Quickly expose a website and static files

Route plugins:
Zip file backend plugin

Tutorial

  1. Before your start
  2. Create an archive with HTML and CSS files
  3. Use the Zip Backend Plugin

After completing these steps, you will be able to statically expose any kind of files from an archive.

Before your start

If you already have an up and running otoroshi instance, you can skip the following instructions

Set up an Otoroshi

Let’s start by downloading the latest Otoroshi.

curl -L -o otoroshi.jar 'https://github.com/MAIF/otoroshi/releases/download/v16.16.1/otoroshi.jar'

then you can run start Otoroshi :

java -Dotoroshi.adminPassword=password -jar otoroshi.jar 

Now you can log into Otoroshi at http://otoroshi.oto.tools:8080 with admin@otoroshi.io/password

Create a new route, exposed on http://myservice.oto.tools:8080, which will forward all requests to the mirror https://mirror.otoroshi.io. Each call to this service will returned the body and the headers received by the mirror.

(Items listed in a dataset)
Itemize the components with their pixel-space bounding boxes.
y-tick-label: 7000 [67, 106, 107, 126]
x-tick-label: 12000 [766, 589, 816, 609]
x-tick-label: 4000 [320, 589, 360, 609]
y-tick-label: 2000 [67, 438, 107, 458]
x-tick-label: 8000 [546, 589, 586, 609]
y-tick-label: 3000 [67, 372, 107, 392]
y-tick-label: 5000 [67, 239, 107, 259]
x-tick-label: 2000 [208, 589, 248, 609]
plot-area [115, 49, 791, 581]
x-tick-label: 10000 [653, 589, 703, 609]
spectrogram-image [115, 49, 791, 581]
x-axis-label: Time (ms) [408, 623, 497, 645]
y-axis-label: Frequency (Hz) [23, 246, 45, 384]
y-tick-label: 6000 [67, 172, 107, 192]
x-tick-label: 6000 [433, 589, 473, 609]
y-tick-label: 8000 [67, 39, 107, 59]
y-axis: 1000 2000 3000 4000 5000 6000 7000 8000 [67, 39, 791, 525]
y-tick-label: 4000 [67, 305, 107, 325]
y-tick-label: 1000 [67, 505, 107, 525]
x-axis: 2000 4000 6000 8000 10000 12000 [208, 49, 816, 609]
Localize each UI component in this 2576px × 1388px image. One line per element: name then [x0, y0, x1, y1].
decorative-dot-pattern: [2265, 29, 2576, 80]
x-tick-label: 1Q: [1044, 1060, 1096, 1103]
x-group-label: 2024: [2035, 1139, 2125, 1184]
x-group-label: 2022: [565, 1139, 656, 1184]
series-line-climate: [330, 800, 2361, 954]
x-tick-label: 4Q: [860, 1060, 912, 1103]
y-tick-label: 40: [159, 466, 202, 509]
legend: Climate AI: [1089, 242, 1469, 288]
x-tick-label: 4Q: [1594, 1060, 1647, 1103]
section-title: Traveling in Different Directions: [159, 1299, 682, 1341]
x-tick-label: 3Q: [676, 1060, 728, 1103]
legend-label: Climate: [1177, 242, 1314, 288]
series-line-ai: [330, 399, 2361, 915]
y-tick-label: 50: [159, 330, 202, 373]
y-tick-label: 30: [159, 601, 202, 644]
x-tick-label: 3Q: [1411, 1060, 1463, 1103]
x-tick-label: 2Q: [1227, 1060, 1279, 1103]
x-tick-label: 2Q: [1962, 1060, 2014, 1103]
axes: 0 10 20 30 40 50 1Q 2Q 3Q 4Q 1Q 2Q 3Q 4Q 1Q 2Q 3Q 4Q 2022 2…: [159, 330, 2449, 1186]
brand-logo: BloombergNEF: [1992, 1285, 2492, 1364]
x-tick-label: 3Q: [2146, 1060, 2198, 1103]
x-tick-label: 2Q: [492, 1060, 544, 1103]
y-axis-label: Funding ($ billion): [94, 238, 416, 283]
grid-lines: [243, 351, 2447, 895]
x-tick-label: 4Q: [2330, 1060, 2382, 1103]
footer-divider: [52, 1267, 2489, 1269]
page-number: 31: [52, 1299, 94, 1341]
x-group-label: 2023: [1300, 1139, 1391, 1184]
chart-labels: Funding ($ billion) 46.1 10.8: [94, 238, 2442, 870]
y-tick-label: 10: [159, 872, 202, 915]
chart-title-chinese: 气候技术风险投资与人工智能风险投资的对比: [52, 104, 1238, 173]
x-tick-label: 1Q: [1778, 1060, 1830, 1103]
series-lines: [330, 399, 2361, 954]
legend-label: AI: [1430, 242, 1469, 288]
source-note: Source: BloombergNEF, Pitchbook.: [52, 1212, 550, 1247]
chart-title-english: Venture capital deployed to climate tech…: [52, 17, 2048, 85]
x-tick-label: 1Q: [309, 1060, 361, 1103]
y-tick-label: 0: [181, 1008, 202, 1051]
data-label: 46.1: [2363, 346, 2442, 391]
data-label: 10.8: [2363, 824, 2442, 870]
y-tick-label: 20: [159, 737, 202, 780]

ABOUT THIS EXERCISE: Write out the passage of the static files tutorial that opens with the words containing "Now you can" and closes with "by the mirror.".

PROBLEM SOLUTION:
Now you can log into Otoroshi at http://otoroshi.oto.tools:8080 with admin@otoroshi.io/password

Create a new route, exposed on http://myservice.oto.tools:8080, which will forward all requests to the mirror https://mirror.otoroshi.io. Each call to this service will returned the body and the headers received by the mirror.